- [Aim]
Please reproduce the records below word for word, keeping every line and box in its original order.

Records with labeled boxes
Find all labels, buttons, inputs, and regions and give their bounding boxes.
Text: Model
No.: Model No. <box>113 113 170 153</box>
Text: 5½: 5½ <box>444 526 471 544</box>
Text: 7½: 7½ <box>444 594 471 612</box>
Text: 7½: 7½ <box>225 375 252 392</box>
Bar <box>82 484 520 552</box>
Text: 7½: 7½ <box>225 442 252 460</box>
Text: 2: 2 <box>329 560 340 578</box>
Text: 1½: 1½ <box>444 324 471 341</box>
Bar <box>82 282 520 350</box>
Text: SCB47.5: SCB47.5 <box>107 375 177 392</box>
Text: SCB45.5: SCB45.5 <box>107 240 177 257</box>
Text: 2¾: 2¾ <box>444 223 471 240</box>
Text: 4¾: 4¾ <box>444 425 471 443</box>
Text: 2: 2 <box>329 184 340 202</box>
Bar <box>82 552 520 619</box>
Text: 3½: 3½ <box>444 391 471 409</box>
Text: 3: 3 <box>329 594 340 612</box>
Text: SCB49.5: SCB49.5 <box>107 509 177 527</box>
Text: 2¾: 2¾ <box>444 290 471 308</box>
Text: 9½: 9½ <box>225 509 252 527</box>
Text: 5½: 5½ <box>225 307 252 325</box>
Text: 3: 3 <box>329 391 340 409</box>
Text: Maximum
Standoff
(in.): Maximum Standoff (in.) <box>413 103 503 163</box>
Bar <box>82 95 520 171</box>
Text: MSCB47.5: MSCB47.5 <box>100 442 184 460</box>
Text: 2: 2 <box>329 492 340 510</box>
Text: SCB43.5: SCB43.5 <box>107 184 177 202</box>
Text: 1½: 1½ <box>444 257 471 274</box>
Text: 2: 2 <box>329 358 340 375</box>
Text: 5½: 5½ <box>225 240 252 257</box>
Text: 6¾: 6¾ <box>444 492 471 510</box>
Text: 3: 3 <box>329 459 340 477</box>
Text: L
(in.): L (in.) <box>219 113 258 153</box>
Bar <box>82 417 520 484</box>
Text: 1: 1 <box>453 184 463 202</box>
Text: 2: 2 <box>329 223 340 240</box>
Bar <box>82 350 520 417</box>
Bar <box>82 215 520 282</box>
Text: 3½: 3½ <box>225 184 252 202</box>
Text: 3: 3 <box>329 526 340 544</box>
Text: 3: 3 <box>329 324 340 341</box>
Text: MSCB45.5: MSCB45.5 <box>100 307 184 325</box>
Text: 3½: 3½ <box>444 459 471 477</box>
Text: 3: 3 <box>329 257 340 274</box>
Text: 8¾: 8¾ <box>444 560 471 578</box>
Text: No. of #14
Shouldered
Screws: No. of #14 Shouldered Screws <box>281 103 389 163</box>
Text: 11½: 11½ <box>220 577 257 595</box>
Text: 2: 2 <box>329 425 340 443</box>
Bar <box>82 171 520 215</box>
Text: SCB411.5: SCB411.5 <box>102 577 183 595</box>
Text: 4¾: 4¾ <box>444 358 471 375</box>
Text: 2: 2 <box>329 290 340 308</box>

- [Written answer]
Find all labels, buttons, inputs, and regions and give their bounding boxes.
Text: Model
No.: Model No. <box>113 113 170 153</box>
Text: 5½: 5½ <box>444 526 471 544</box>
Text: 7½: 7½ <box>444 594 471 612</box>
Text: 7½: 7½ <box>225 375 252 392</box>
Bar <box>82 484 520 552</box>
Text: 7½: 7½ <box>225 442 252 460</box>
Text: 2: 2 <box>329 560 340 578</box>
Text: 1½: 1½ <box>444 324 471 341</box>
Bar <box>82 282 520 350</box>
Text: SCB47.5: SCB47.5 <box>107 375 177 392</box>
Text: SCB45.5: SCB45.5 <box>107 240 177 257</box>
Text: 2¾: 2¾ <box>444 223 471 240</box>
Text: 4¾: 4¾ <box>444 425 471 443</box>
Text: 2: 2 <box>329 184 340 202</box>
Bar <box>82 552 520 619</box>
Text: 3½: 3½ <box>444 391 471 409</box>
Text: 3: 3 <box>329 594 340 612</box>
Text: SCB49.5: SCB49.5 <box>107 509 177 527</box>
Text: 2¾: 2¾ <box>444 290 471 308</box>
Text: 9½: 9½ <box>225 509 252 527</box>
Text: 5½: 5½ <box>225 307 252 325</box>
Text: 3: 3 <box>329 391 340 409</box>
Text: Maximum
Standoff
(in.): Maximum Standoff (in.) <box>413 103 503 163</box>
Bar <box>82 95 520 171</box>
Text: MSCB47.5: MSCB47.5 <box>100 442 184 460</box>
Text: 2: 2 <box>329 492 340 510</box>
Text: SCB43.5: SCB43.5 <box>107 184 177 202</box>
Text: 1½: 1½ <box>444 257 471 274</box>
Text: 2: 2 <box>329 358 340 375</box>
Text: 5½: 5½ <box>225 240 252 257</box>
Text: 6¾: 6¾ <box>444 492 471 510</box>
Text: 3: 3 <box>329 459 340 477</box>
Text: L
(in.): L (in.) <box>219 113 258 153</box>
Bar <box>82 417 520 484</box>
Text: 1: 1 <box>453 184 463 202</box>
Text: 2: 2 <box>329 223 340 240</box>
Bar <box>82 350 520 417</box>
Bar <box>82 215 520 282</box>
Text: 3½: 3½ <box>225 184 252 202</box>
Text: 3: 3 <box>329 526 340 544</box>
Text: 3: 3 <box>329 324 340 341</box>
Text: MSCB45.5: MSCB45.5 <box>100 307 184 325</box>
Text: 3½: 3½ <box>444 459 471 477</box>
Text: 3: 3 <box>329 257 340 274</box>
Text: 8¾: 8¾ <box>444 560 471 578</box>
Text: No. of #14
Shouldered
Screws: No. of #14 Shouldered Screws <box>281 103 389 163</box>
Text: 11½: 11½ <box>220 577 257 595</box>
Text: 2: 2 <box>329 425 340 443</box>
Bar <box>82 171 520 215</box>
Text: SCB411.5: SCB411.5 <box>102 577 183 595</box>
Text: 4¾: 4¾ <box>444 358 471 375</box>
Text: 2: 2 <box>329 290 340 308</box>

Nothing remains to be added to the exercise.